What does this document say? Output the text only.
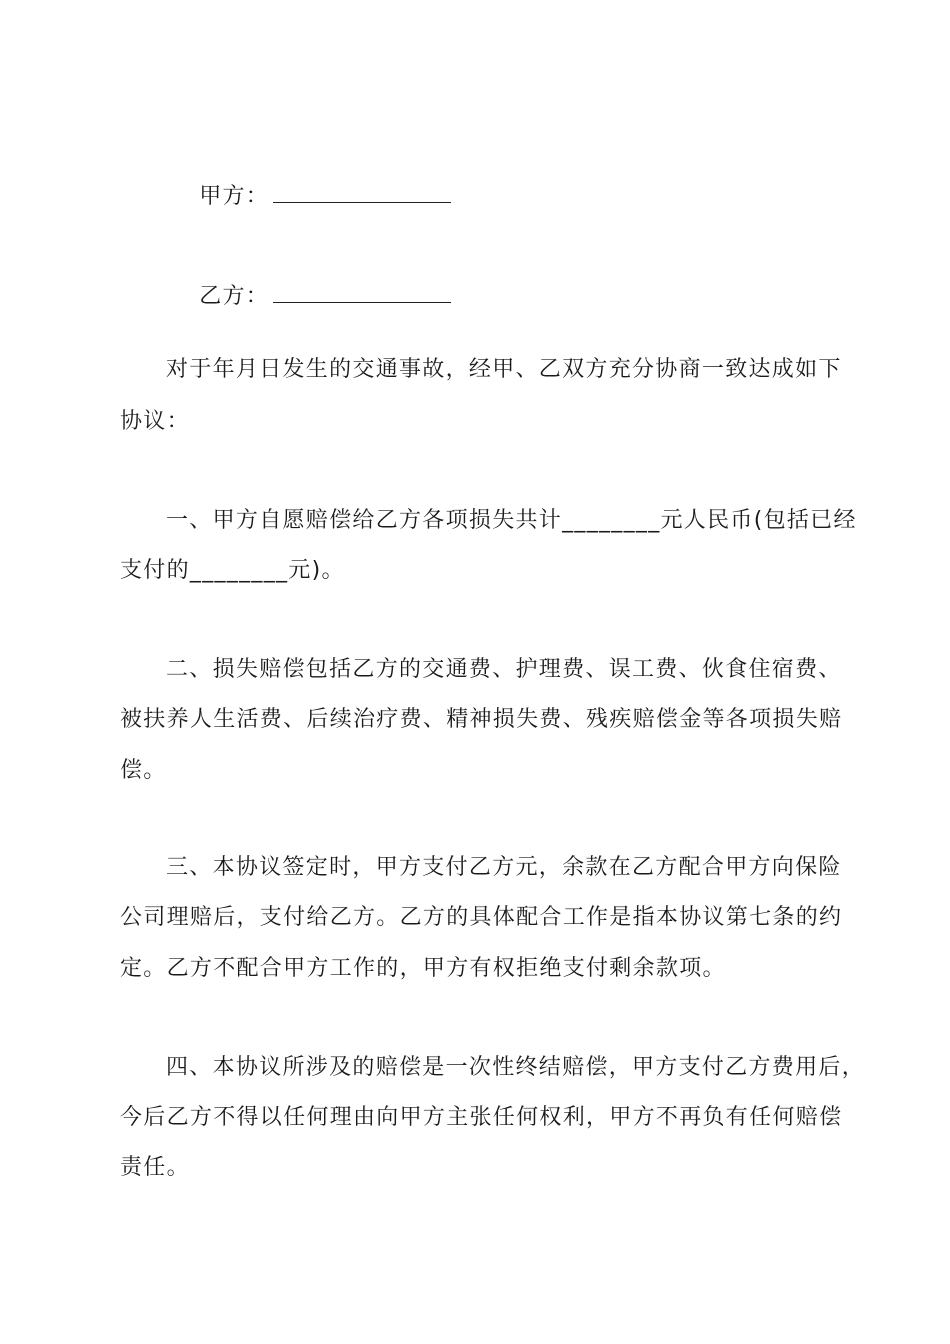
甲方：

乙方：

对于年月日发生的交通事故，经甲、乙双方充分协商一致达成如下
协议：
一、甲方自愿赔偿给乙方各项损失共计________元人民币(包括已经
支付的________元)。
二、损失赔偿包括乙方的交通费、护理费、误工费、伙食住宿费、
被扶养人生活费、后续治疗费、精神损失费、残疾赔偿金等各项损失赔
偿。
三、本协议签定时，甲方支付乙方元，余款在乙方配合甲方向保险
公司理赔后，支付给乙方。乙方的具体配合工作是指本协议第七条的约
定。乙方不配合甲方工作的，甲方有权拒绝支付剩余款项。
四、本协议所涉及的赔偿是一次性终结赔偿，甲方支付乙方费用后，
今后乙方不得以任何理由向甲方主张任何权利，甲方不再负有任何赔偿
责任。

● ● ●

* Goal *
Transcribe the material exactly, and leave out whatever pictures it holds.

* Response below *
What does this document say? Output the text only.
甲方：

乙方：

对于年月日发生的交通事故，经甲、乙双方充分协商一致达成如下
协议：
一、甲方自愿赔偿给乙方各项损失共计________元人民币(包括已经
支付的________元)。
二、损失赔偿包括乙方的交通费、护理费、误工费、伙食住宿费、
被扶养人生活费、后续治疗费、精神损失费、残疾赔偿金等各项损失赔
偿。
三、本协议签定时，甲方支付乙方元，余款在乙方配合甲方向保险
公司理赔后，支付给乙方。乙方的具体配合工作是指本协议第七条的约
定。乙方不配合甲方工作的，甲方有权拒绝支付剩余款项。
四、本协议所涉及的赔偿是一次性终结赔偿，甲方支付乙方费用后，
今后乙方不得以任何理由向甲方主张任何权利，甲方不再负有任何赔偿
责任。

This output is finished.